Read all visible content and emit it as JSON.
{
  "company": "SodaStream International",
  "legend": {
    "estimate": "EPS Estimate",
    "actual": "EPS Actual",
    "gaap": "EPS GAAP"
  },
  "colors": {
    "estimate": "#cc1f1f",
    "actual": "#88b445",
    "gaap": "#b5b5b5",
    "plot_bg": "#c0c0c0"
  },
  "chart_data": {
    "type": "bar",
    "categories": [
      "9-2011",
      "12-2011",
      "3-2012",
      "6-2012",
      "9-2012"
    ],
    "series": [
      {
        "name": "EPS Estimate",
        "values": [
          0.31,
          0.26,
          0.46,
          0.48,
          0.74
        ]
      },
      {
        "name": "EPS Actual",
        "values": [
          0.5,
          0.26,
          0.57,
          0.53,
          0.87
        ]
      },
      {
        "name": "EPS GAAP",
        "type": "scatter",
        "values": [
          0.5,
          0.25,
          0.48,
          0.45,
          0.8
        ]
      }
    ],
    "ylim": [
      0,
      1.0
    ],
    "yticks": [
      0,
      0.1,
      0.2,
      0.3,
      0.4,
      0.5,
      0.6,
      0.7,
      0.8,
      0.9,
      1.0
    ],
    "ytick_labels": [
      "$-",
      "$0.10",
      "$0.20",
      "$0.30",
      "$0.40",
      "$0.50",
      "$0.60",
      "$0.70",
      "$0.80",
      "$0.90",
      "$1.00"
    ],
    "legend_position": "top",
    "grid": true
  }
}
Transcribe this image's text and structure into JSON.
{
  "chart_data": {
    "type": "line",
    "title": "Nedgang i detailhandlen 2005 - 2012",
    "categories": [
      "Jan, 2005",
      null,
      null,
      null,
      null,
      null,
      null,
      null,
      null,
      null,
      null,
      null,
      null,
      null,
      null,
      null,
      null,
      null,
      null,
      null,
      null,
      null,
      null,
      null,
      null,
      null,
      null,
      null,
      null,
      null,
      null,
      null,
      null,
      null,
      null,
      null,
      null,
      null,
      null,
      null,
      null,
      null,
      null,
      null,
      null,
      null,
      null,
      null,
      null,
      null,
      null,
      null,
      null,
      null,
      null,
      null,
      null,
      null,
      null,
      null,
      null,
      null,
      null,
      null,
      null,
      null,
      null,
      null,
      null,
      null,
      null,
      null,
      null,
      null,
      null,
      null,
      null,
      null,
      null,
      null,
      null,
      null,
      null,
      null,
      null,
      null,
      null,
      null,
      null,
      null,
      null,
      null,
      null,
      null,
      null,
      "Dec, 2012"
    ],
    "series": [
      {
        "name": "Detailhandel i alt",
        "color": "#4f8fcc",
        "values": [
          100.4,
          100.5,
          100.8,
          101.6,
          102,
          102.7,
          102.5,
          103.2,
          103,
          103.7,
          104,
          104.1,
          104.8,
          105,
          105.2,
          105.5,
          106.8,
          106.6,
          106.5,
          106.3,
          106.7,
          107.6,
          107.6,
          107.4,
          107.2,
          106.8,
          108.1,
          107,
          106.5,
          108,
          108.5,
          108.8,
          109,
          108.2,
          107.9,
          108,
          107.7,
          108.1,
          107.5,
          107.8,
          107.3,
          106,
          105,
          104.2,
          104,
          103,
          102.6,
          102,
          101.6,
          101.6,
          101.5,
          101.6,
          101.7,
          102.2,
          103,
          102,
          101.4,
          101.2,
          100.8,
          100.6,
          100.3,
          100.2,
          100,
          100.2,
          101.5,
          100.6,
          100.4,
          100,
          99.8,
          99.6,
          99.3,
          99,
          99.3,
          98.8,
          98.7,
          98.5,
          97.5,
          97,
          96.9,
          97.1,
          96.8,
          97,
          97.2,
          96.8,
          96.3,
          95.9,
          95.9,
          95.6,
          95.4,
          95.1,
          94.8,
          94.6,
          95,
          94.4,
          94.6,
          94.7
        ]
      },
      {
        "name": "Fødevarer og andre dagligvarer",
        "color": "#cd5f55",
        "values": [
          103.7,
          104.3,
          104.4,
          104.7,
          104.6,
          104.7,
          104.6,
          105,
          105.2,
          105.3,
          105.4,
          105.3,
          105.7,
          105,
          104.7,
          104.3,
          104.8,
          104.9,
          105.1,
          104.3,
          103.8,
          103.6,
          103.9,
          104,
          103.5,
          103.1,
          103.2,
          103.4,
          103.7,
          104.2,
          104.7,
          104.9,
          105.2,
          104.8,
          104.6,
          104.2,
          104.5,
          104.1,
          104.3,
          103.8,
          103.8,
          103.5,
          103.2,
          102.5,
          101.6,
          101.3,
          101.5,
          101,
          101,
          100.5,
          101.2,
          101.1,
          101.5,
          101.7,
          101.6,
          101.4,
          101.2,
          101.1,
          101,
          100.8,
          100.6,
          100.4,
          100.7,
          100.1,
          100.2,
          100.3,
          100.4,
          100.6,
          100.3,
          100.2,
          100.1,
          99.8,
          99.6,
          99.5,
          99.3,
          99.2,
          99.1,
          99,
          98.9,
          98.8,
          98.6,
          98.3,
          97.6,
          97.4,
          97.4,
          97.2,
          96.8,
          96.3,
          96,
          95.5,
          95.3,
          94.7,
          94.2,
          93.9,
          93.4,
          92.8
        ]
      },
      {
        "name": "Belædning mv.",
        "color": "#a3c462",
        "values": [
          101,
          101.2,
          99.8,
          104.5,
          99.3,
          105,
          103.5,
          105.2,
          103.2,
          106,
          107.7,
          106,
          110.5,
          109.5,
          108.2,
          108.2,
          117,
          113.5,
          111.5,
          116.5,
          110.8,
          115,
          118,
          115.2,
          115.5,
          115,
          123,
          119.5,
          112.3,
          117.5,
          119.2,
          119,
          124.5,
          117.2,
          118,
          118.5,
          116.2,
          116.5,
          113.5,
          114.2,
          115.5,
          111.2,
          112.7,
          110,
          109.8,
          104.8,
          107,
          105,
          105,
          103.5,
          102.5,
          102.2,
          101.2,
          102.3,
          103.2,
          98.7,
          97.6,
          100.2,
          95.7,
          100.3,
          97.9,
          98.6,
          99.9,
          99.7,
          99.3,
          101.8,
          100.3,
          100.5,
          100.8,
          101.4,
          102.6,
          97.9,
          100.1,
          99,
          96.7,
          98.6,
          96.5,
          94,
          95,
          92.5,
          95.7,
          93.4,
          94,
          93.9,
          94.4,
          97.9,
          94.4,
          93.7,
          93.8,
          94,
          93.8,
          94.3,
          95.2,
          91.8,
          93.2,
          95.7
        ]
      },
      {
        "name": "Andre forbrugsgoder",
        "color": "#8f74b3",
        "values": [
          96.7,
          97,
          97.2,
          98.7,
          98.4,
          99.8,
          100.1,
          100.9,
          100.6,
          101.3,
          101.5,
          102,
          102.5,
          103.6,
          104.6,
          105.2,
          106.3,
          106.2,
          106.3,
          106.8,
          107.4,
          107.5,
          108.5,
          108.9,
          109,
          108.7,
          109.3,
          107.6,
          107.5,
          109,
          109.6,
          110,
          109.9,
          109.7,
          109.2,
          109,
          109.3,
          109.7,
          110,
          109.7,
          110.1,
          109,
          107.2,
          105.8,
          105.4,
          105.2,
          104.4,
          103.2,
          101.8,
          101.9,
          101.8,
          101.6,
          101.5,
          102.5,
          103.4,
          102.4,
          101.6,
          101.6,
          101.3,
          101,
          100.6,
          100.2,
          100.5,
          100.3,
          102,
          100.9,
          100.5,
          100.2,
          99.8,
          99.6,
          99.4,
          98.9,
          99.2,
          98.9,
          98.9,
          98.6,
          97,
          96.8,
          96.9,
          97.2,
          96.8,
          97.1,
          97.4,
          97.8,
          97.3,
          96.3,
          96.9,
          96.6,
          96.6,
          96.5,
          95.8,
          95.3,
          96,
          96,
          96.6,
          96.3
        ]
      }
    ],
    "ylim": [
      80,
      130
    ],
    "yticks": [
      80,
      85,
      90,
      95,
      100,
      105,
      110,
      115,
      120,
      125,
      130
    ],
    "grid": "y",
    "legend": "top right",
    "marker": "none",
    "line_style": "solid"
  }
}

■ ■ ■ ■ ■

Scan the listing above and identify each line holding the string "name"; copy every such line.

Solution to the problem:
        "name": "EPS Estimate",
        "name": "EPS Actual",
        "name": "EPS GAAP",
        "name": "Detailhandel i alt",
        "name": "Fødevarer og andre dagligvarer",
        "name": "Belædning mv.",
        "name": "Andre forbrugsgoder",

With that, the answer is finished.